■ INSTRUCTIONS FOR THE TASK ■
Would you pull out every line of the material that contains the string "Gross"?

■ ROWS ■
------------------------------------

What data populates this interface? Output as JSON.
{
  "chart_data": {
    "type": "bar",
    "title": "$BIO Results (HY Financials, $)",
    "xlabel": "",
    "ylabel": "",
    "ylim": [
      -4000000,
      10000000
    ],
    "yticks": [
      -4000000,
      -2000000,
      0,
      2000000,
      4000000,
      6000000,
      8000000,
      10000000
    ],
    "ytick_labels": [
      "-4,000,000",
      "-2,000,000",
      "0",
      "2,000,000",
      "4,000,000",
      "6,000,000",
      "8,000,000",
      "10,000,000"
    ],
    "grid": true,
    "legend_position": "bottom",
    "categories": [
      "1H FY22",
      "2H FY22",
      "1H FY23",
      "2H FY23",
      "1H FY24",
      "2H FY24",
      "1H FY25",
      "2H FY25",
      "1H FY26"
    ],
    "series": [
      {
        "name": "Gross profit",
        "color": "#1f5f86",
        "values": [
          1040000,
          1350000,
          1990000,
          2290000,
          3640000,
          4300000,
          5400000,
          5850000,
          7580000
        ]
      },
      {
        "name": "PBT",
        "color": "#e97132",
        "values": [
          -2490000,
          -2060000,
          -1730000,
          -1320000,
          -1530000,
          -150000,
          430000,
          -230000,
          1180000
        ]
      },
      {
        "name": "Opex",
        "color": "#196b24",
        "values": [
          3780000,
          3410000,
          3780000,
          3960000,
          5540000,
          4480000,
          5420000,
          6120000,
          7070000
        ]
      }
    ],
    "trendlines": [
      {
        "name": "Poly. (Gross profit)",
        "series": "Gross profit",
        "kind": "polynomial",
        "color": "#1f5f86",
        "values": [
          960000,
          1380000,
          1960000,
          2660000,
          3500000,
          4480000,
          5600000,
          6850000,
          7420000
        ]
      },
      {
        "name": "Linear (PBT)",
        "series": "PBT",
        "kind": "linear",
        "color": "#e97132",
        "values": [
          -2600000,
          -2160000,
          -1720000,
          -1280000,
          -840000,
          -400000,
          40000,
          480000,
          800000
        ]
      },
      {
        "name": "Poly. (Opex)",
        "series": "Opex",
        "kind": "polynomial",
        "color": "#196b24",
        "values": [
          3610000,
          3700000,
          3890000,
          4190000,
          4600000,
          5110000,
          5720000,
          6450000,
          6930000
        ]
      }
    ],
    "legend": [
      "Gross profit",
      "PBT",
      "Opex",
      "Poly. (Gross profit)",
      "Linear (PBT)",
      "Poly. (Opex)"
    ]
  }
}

------------------------------------

■ RESPONSE BELOW ■
        "name": "Gross profit",
        "name": "Poly. (Gross profit)",
        "series": "Gross profit",
      "Gross profit",
      "Poly. (Gross profit)",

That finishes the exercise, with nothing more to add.